BEGIN Raw records

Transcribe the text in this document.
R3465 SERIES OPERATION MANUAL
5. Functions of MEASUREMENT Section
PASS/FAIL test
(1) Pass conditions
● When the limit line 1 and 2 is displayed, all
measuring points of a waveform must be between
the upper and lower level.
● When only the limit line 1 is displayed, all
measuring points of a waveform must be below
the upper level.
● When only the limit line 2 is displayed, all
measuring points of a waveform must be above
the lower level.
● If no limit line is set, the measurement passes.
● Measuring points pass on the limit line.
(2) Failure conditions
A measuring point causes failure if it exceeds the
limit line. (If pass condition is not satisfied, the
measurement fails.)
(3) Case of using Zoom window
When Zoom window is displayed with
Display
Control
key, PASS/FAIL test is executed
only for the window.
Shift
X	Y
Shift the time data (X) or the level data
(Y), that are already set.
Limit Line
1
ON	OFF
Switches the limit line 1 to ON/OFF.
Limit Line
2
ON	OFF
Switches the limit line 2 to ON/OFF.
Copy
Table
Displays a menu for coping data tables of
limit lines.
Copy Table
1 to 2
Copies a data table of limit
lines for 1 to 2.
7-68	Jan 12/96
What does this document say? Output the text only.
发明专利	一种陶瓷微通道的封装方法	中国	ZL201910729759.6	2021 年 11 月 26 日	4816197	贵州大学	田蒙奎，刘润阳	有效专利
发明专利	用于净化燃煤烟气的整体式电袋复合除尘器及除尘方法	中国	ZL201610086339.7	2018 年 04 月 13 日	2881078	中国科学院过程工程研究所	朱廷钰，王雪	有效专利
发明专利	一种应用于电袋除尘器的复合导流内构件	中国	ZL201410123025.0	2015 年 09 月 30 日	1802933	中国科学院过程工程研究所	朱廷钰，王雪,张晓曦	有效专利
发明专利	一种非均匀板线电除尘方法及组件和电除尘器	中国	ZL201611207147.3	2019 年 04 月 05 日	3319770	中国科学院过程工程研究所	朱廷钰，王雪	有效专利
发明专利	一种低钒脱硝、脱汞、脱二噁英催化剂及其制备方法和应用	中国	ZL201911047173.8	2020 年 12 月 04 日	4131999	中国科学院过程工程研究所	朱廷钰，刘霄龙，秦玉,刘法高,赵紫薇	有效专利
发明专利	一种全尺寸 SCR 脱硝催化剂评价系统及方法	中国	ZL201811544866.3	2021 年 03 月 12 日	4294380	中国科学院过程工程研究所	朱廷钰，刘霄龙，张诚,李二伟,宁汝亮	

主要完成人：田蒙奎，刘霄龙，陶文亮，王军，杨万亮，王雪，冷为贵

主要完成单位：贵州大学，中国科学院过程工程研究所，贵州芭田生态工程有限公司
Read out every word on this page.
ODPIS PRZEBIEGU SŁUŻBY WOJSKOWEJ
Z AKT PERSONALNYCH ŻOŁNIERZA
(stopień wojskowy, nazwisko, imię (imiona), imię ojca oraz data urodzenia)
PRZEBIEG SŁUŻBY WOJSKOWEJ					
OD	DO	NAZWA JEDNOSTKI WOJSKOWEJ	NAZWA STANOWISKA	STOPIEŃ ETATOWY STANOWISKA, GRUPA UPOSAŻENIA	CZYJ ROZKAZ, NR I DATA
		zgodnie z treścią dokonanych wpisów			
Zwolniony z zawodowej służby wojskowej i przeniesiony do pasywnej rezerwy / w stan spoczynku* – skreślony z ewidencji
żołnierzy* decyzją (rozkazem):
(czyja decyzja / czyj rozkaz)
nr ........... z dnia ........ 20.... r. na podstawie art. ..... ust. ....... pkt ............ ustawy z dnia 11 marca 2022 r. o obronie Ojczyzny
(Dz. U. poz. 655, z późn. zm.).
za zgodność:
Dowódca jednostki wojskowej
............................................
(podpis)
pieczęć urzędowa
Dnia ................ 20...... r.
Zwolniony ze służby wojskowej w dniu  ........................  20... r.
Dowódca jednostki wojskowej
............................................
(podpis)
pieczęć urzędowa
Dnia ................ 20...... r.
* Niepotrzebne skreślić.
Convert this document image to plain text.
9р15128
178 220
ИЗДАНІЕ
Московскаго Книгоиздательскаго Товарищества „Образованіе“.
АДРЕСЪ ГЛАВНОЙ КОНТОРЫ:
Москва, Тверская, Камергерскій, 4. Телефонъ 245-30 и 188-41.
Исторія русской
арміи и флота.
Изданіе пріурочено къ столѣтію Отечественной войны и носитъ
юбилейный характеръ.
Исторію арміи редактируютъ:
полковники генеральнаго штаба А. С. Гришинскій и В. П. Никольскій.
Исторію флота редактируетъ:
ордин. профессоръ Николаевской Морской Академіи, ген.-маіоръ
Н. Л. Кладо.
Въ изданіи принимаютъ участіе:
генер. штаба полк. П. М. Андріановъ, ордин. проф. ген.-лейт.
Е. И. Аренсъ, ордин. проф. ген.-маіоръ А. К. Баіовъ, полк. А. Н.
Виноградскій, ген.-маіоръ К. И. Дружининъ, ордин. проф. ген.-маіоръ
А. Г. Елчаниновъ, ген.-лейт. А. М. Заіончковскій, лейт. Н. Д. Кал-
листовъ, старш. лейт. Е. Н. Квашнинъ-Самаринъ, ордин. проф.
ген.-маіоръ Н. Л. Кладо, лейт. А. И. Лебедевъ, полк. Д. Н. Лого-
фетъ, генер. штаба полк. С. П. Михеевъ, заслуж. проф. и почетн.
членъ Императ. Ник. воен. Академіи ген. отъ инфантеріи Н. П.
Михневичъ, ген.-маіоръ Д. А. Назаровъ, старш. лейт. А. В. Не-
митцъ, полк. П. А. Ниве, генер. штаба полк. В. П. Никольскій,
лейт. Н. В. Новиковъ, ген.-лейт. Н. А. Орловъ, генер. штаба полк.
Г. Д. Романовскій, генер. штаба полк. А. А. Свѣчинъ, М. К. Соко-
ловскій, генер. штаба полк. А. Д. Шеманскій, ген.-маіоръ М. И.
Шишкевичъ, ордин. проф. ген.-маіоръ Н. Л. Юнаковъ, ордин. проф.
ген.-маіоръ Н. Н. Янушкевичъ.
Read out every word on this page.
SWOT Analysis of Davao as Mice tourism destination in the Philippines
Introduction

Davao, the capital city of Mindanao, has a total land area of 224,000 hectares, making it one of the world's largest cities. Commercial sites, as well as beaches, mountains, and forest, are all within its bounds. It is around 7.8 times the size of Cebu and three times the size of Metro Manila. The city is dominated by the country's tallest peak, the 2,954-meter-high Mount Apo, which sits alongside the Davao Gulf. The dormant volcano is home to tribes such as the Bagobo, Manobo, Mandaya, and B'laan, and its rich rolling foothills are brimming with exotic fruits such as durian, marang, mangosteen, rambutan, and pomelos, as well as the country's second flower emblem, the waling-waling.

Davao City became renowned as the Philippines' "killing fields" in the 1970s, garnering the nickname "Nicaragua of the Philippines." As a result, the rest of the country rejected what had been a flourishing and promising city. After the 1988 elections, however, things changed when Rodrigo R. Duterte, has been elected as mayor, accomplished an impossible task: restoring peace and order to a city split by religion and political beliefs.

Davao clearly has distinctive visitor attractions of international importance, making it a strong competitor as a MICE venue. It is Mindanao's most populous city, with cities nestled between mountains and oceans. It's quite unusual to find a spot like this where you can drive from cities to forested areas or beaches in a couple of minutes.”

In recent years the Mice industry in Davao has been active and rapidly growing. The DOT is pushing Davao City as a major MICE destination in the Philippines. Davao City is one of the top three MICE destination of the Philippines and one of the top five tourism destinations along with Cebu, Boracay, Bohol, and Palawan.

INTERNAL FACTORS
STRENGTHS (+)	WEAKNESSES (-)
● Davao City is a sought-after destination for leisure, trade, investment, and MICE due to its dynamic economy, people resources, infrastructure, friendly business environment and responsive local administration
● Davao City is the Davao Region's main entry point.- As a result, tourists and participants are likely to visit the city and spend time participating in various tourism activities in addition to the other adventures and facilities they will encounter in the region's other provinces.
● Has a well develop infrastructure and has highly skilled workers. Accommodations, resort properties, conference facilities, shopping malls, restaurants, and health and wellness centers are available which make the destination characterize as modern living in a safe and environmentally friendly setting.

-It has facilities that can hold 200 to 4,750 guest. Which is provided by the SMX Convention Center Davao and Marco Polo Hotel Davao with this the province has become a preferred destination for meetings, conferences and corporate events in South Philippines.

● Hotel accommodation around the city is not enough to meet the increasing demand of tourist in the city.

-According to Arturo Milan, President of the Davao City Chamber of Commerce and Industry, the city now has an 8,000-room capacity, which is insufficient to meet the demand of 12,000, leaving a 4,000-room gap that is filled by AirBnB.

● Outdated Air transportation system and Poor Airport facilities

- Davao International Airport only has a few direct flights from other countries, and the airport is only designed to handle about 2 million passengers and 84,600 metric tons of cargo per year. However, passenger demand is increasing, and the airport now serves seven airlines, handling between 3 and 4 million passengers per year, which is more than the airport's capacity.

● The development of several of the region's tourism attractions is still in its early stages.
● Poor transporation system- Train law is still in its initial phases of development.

END Raw records

- [What the task requires]: From the data, list each line in which the string "this" appears.

- [The result]:
Transcribe the text in this document.
What does this document say? Output the text only.
Read out every word on this page.
Convert this document image to plain text.
Read out every word on this page.
Davao clearly has distinctive visitor attractions of international importance, making it a strong competitor as a MICE venue. It is Mindanao's most populous city, with cities nestled between mountains and oceans. It's quite unusual to find a spot like this where you can drive from cities to forested areas or beaches in a couple of minutes.”
-It has facilities that can hold 200 to 4,750 guest. Which is provided by the SMX Convention Center Davao and Marco Polo Hotel Davao with this the province has become a preferred destination for meetings, conferences and corporate events in South Philippines.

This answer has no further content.